◆ Extracted records:

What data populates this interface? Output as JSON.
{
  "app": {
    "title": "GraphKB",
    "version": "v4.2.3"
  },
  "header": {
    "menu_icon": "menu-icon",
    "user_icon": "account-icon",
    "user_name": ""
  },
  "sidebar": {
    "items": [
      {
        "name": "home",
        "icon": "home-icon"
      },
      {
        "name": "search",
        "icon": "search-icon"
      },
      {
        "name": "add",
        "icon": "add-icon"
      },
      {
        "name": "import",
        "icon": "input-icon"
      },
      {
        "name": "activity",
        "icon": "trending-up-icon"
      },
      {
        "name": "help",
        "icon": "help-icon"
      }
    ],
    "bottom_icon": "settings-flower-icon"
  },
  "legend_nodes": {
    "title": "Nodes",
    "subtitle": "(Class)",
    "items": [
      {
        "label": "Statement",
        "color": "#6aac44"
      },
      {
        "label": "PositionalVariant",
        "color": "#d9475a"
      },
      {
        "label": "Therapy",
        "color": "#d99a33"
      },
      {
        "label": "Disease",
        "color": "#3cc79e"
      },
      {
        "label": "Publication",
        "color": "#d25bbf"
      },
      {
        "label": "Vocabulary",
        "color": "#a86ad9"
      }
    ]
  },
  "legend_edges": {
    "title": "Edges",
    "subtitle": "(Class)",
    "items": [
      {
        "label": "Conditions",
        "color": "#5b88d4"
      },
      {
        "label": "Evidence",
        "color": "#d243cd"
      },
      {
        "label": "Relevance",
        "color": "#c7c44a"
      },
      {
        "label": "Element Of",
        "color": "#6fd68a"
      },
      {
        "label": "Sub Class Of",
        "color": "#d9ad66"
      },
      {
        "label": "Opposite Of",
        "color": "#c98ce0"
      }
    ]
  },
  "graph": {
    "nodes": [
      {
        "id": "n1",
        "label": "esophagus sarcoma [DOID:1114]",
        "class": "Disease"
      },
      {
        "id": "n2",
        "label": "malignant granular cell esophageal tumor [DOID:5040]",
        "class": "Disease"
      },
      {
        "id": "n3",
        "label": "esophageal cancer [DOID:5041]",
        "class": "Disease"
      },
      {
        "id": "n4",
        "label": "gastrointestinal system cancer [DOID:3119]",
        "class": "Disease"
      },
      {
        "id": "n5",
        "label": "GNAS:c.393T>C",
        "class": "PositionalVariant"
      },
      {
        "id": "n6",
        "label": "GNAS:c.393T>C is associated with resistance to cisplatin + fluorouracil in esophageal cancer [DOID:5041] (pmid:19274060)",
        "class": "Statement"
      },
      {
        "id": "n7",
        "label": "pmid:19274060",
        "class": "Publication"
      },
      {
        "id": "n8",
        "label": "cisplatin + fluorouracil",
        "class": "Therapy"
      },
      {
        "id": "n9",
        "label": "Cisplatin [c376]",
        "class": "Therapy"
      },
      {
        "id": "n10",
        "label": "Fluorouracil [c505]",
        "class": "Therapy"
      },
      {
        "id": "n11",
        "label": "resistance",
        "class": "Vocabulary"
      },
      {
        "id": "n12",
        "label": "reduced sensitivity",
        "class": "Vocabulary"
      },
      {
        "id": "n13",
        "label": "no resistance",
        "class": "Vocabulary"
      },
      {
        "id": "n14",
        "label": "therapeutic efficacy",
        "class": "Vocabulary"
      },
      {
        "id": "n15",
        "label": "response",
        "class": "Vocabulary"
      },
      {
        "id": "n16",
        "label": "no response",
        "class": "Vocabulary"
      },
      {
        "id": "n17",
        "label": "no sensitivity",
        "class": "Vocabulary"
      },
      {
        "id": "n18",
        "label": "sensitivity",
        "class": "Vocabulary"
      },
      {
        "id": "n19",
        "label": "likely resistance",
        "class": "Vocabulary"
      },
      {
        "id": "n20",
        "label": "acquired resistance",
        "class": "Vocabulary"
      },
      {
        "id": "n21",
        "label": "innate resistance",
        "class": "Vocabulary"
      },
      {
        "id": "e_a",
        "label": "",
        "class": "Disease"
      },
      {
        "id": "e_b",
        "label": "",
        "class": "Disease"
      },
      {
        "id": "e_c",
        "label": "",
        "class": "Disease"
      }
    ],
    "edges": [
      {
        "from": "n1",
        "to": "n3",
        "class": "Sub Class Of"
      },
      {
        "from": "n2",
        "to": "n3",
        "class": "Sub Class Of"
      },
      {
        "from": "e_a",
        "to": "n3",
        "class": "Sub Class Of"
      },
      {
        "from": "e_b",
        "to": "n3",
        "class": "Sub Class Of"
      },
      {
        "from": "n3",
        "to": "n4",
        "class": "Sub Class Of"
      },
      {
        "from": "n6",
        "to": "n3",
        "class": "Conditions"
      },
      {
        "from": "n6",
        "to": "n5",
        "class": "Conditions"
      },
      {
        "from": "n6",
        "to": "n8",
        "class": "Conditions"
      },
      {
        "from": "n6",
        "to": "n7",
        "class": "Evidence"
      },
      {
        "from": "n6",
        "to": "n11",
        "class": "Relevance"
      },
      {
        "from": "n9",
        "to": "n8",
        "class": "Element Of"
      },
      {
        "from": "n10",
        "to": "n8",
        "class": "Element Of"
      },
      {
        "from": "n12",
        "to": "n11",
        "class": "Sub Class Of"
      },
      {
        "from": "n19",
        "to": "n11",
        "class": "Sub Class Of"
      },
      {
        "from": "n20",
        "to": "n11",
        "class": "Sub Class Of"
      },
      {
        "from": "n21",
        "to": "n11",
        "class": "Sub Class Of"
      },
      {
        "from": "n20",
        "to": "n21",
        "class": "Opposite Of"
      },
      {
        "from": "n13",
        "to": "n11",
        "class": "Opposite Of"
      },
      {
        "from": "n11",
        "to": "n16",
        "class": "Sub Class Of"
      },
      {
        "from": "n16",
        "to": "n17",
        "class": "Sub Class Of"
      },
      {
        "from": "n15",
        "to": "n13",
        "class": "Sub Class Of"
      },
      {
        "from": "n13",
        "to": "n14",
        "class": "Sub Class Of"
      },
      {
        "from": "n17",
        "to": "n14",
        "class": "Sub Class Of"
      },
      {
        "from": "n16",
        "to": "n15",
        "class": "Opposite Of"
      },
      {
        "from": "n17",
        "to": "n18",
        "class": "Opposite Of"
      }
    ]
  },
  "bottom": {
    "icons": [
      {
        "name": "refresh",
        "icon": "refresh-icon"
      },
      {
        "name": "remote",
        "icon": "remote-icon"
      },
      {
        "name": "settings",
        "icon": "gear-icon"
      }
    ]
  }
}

◆ Work item: Each line of the material with the word "pmid" in it should be listed.

◆ Result:
        "label": "GNAS:c.393T>C is associated with resistance to cisplatin + fluorouracil in esophageal cancer [DOID:5041] (pmid:19274060)",
        "label": "pmid:19274060",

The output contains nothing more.